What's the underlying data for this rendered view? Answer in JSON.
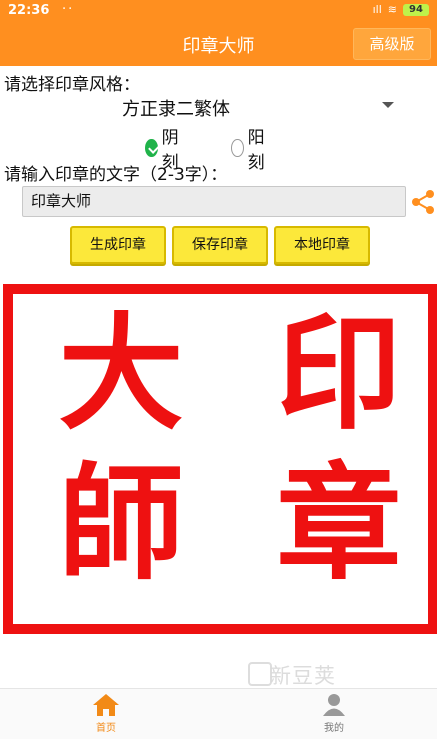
{
  "status_bar": {
    "time": "22:36",
    "dots": "··",
    "signal": "ıll",
    "wifi": "≋",
    "battery": "94"
  },
  "app_bar": {
    "title": "印章大师",
    "pro_button": "高级版"
  },
  "form": {
    "style_label": "请选择印章风格：",
    "font_value": "方正隶二繁体",
    "radio_yin": "阴刻",
    "radio_yang": "阳刻",
    "yin_checked": true,
    "text_label": "请输入印章的文字（2-3字）：",
    "text_value": "印章大师"
  },
  "buttons": {
    "generate": "生成印章",
    "save": "保存印章",
    "local": "本地印章"
  },
  "seal": {
    "char_1": "印",
    "char_2": "章",
    "char_3": "大",
    "char_4": "師",
    "color": "#ee1111"
  },
  "nav": {
    "home": "首页",
    "mine": "我的"
  },
  "watermark": "新豆荚",
  "colors": {
    "accent": "#ff8f1f",
    "button_yellow": "#fce83a",
    "check_green": "#20b34a"
  }
}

========

(EXERCISE DIRECTIONS) Without including any pictures, print each record exactly.

(FULL ANSWER)
What's the underlying data for this rendered view? Answer in JSON.
{
  "status_bar": {
    "time": "22:36",
    "dots": "··",
    "signal": "ıll",
    "wifi": "≋",
    "battery": "94"
  },
  "app_bar": {
    "title": "印章大师",
    "pro_button": "高级版"
  },
  "form": {
    "style_label": "请选择印章风格：",
    "font_value": "方正隶二繁体",
    "radio_yin": "阴刻",
    "radio_yang": "阳刻",
    "yin_checked": true,
    "text_label": "请输入印章的文字（2-3字）：",
    "text_value": "印章大师"
  },
  "buttons": {
    "generate": "生成印章",
    "save": "保存印章",
    "local": "本地印章"
  },
  "seal": {
    "char_1": "印",
    "char_2": "章",
    "char_3": "大",
    "char_4": "師",
    "color": "#ee1111"
  },
  "nav": {
    "home": "首页",
    "mine": "我的"
  },
  "watermark": "新豆荚",
  "colors": {
    "accent": "#ff8f1f",
    "button_yellow": "#fce83a",
    "check_green": "#20b34a"
  }
}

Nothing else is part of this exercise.